-- START Task material --
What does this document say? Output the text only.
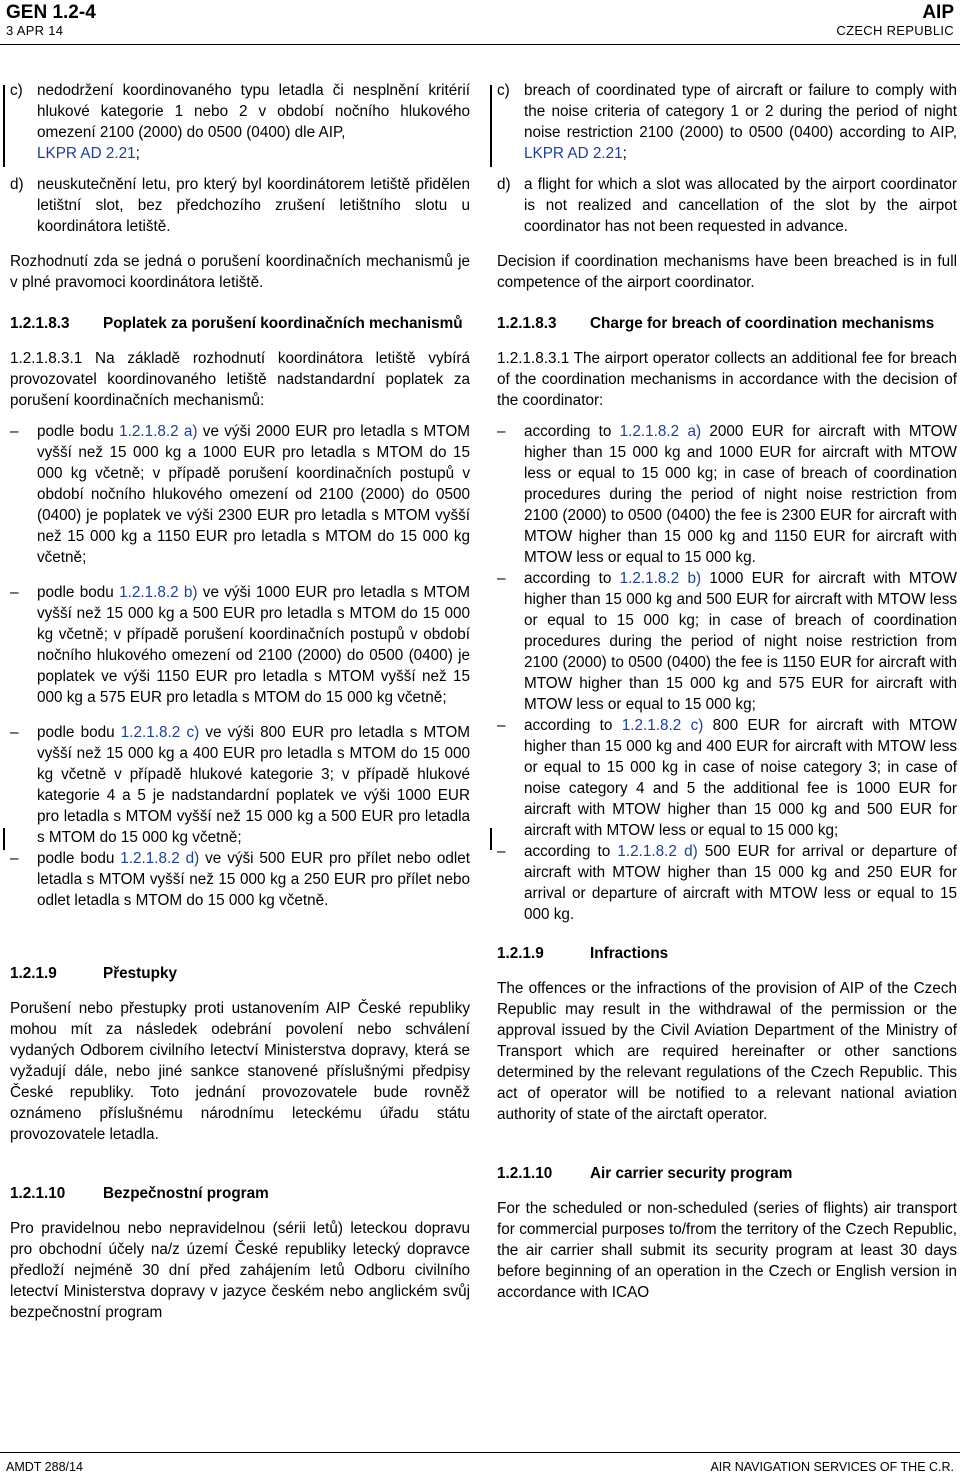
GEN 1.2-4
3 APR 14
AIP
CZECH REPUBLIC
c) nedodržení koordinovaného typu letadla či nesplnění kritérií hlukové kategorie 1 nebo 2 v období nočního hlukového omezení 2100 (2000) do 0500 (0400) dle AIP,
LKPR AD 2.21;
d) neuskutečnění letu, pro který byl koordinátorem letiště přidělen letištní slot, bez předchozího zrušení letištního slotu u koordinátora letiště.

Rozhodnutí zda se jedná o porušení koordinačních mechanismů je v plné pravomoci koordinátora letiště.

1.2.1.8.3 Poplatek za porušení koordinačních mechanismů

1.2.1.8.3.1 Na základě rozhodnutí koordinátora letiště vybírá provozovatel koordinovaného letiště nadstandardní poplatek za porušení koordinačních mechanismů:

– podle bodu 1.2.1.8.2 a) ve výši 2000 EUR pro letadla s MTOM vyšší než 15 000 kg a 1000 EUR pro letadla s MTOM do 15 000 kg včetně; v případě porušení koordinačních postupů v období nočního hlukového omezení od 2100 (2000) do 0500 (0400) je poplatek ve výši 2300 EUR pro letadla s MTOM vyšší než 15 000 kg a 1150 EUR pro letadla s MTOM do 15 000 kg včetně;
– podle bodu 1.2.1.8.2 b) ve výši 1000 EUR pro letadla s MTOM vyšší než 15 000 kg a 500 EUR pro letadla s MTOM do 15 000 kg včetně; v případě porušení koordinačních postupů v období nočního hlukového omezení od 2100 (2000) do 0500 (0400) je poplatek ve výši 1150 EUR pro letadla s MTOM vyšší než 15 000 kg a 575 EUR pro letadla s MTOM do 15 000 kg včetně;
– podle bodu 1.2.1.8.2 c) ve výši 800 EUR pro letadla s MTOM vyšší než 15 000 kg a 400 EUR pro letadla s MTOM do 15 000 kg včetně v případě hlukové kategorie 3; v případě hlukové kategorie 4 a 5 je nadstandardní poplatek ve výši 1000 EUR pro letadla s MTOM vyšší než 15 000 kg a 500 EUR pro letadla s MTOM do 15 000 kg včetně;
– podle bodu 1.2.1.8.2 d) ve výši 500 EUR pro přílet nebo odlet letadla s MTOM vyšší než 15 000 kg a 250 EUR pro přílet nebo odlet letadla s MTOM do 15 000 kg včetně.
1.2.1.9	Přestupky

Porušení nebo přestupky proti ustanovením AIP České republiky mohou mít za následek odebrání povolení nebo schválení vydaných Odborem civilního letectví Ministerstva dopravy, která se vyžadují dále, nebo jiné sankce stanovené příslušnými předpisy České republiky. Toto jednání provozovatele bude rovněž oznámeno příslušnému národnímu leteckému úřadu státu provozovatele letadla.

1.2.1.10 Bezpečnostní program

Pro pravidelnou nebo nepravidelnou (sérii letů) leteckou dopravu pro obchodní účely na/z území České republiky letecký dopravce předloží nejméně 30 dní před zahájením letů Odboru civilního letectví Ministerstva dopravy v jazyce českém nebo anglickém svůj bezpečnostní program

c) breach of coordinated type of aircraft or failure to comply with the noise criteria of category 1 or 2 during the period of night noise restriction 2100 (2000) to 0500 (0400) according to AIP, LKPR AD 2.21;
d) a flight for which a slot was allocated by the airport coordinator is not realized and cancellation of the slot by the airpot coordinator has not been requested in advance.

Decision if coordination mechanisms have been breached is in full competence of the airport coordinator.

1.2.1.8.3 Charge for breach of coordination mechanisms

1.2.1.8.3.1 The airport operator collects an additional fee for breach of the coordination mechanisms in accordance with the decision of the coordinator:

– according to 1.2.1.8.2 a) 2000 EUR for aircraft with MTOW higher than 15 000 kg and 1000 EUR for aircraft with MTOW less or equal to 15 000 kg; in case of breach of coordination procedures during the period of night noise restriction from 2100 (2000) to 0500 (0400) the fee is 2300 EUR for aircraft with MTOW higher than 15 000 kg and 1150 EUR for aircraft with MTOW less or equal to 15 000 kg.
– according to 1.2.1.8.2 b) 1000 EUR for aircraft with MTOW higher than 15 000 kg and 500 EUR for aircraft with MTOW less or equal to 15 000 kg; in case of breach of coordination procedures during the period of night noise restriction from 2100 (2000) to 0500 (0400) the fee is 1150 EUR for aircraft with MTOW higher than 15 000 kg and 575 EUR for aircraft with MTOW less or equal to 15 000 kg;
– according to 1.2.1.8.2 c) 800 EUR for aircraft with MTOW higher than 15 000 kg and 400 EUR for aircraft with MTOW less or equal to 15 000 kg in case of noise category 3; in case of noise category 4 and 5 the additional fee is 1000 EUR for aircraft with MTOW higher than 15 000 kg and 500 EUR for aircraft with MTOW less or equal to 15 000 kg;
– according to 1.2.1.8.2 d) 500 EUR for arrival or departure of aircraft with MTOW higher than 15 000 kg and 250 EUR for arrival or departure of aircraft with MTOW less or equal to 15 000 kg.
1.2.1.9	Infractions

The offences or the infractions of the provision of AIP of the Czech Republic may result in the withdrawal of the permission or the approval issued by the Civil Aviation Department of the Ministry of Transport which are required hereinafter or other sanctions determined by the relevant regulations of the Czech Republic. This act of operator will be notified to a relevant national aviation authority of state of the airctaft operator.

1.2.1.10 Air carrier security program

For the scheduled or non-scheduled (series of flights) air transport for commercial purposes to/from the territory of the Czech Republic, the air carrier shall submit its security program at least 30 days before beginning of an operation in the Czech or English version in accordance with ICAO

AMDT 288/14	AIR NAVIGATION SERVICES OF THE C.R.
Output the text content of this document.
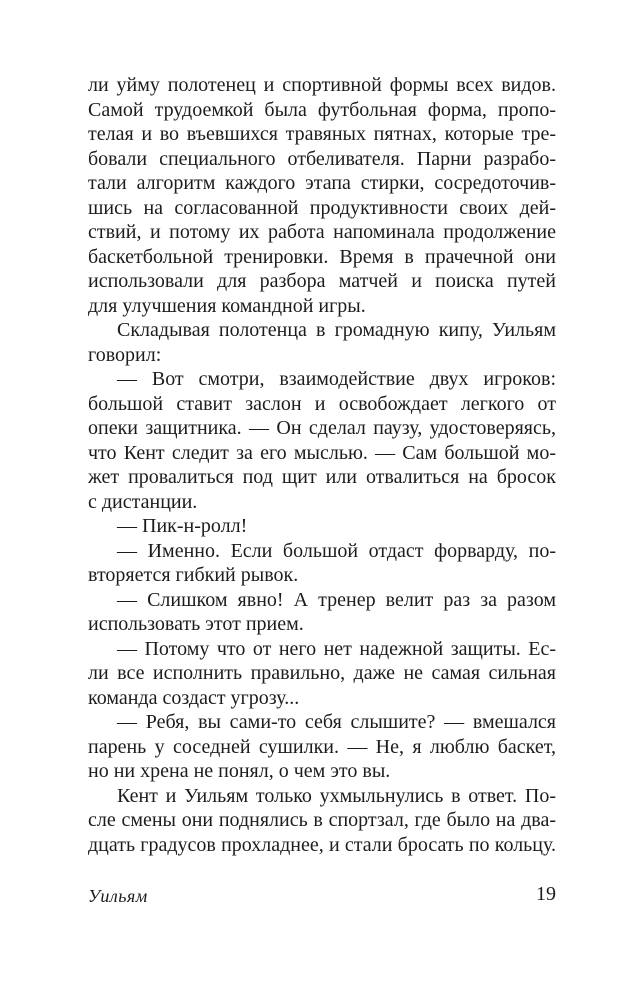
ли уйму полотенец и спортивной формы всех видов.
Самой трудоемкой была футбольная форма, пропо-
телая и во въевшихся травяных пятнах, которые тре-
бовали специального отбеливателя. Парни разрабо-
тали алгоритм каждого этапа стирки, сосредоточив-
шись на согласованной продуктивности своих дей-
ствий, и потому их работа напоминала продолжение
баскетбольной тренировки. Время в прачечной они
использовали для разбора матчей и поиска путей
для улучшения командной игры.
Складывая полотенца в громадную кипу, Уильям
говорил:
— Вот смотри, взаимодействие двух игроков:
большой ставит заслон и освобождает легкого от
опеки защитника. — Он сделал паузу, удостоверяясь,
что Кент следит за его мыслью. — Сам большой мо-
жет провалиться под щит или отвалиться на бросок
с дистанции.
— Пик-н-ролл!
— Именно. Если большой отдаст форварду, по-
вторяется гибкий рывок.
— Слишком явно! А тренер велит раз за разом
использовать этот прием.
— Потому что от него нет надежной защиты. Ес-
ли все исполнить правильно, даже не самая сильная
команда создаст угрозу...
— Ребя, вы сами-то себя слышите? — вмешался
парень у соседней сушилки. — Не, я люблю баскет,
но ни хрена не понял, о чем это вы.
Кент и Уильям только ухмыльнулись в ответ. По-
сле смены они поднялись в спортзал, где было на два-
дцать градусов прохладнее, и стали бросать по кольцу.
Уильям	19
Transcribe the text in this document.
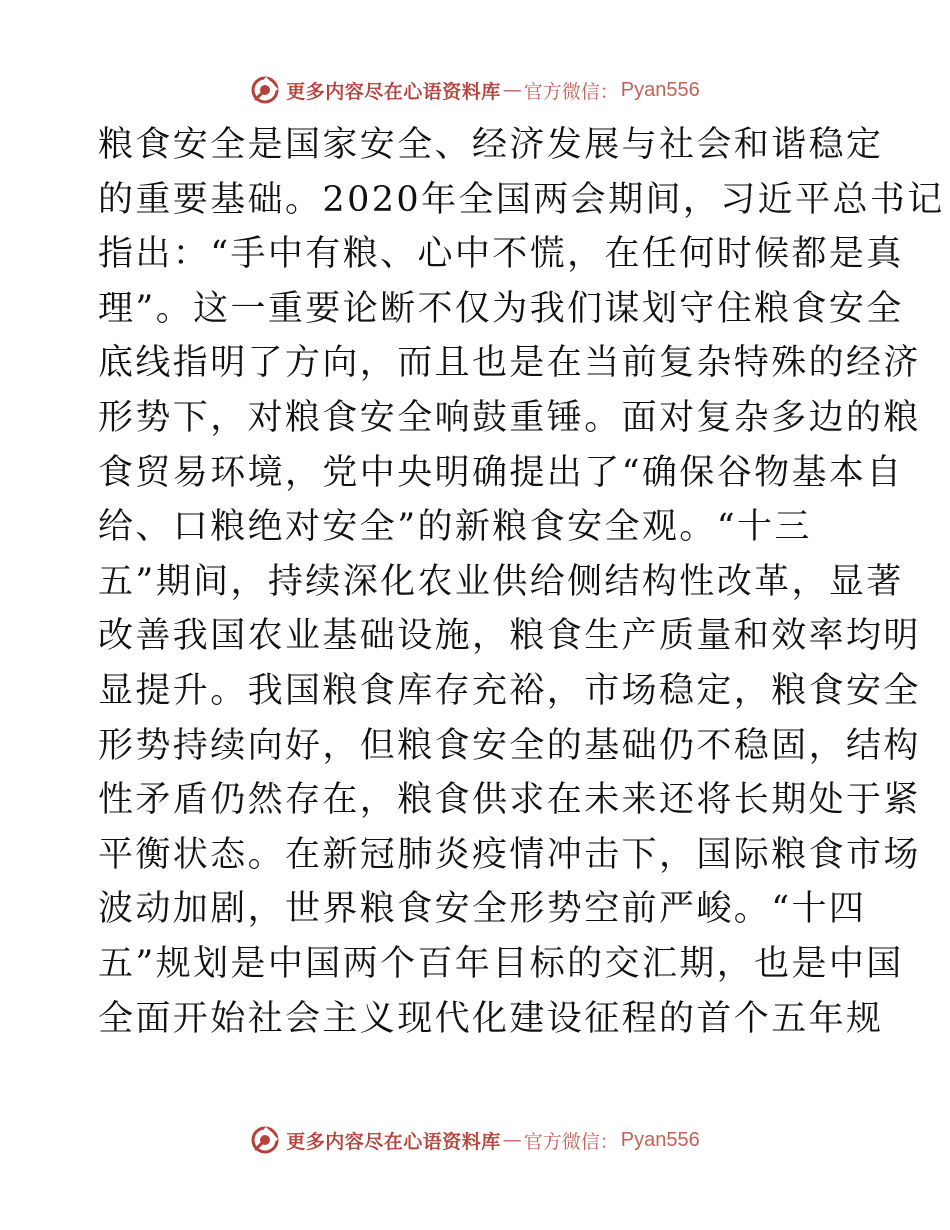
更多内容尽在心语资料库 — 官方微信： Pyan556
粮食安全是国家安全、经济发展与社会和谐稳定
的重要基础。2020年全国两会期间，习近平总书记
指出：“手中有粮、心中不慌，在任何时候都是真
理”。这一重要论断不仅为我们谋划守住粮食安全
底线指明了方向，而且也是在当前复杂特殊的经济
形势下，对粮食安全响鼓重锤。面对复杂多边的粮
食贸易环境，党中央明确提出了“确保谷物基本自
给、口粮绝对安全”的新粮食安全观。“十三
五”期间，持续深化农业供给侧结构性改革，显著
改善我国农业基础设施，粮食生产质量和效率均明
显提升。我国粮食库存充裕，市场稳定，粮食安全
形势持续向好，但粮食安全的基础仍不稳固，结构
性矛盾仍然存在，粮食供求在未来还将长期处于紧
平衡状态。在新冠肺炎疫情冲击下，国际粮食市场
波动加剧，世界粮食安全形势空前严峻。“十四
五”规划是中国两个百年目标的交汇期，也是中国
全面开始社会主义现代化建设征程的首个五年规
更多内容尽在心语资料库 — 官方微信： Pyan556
-- END Task material --
Your task: Gather each line in the data that holds the string "Кент".

Result of this exercise:
что Кент следит за его мыслью. — Сам большой мо-
Кент и Уильям только ухмыльнулись в ответ. По-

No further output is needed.